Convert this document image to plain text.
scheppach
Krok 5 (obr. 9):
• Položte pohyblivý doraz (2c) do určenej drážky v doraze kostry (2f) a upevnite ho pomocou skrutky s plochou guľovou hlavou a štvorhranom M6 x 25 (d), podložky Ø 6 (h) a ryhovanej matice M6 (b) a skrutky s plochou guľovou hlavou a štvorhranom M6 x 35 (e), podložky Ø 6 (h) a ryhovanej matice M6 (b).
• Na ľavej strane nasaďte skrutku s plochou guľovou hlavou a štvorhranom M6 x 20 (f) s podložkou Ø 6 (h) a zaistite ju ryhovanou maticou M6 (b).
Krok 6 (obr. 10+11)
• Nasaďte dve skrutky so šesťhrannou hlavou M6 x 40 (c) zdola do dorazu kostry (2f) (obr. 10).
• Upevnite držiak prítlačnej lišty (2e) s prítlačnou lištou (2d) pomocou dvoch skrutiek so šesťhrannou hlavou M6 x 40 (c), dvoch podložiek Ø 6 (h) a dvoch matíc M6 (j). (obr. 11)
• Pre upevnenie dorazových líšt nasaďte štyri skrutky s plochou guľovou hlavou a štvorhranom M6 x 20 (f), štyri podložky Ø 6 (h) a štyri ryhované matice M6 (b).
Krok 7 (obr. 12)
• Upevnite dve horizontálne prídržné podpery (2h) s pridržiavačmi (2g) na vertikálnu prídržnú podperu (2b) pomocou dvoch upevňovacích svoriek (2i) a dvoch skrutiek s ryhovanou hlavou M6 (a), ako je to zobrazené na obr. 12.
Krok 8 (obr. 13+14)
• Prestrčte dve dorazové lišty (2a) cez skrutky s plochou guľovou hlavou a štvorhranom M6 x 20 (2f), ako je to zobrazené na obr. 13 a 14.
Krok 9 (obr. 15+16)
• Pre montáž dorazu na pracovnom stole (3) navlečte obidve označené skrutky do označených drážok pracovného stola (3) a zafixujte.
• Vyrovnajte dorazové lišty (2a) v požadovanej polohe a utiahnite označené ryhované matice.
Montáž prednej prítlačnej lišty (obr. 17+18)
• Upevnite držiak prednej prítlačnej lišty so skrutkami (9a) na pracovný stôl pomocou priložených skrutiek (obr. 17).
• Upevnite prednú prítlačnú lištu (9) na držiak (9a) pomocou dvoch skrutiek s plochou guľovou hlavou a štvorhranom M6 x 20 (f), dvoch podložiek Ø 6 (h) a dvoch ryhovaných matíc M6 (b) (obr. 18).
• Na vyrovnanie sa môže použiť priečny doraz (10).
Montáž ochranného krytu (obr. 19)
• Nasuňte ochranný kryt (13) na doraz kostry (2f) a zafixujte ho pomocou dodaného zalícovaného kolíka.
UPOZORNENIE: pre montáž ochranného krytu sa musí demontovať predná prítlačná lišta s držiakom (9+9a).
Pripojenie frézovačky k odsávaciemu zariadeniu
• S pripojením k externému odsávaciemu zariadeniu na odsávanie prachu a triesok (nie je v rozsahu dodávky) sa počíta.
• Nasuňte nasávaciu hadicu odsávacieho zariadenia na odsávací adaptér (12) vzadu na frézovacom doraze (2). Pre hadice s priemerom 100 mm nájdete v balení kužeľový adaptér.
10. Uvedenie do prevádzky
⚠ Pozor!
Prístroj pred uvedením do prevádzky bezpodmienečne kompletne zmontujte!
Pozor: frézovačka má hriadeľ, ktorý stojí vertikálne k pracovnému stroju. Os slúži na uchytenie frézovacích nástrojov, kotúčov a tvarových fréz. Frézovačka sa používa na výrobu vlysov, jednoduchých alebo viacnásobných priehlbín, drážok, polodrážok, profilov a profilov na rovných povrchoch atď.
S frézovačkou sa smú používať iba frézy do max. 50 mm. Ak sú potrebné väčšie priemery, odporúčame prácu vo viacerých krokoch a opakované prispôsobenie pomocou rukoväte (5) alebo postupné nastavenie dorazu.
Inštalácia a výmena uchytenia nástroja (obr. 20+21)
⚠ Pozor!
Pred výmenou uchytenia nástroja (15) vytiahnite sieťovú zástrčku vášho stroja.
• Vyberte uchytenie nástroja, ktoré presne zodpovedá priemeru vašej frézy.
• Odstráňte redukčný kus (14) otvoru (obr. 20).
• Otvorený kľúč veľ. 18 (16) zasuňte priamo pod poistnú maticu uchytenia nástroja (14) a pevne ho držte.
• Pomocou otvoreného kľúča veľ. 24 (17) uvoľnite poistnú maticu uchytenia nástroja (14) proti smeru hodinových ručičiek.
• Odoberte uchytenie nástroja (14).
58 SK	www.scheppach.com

**Description of the task:** Copy out all lines that carry the word "podložky".

**Exercise result:**
• Položte pohyblivý doraz (2c) do určenej drážky v doraze kostry (2f) a upevnite ho pomocou skrutky s plochou guľovou hlavou a štvorhranom M6 x 25 (d), podložky Ø 6 (h) a ryhovanej matice M6 (b) a skrutky s plochou guľovou hlavou a štvorhranom M6 x 35 (e), podložky Ø 6 (h) a ryhovanej matice M6 (b).
• Pre upevnenie dorazových líšt nasaďte štyri skrutky s plochou guľovou hlavou a štvorhranom M6 x 20 (f), štyri podložky Ø 6 (h) a štyri ryhované matice M6 (b).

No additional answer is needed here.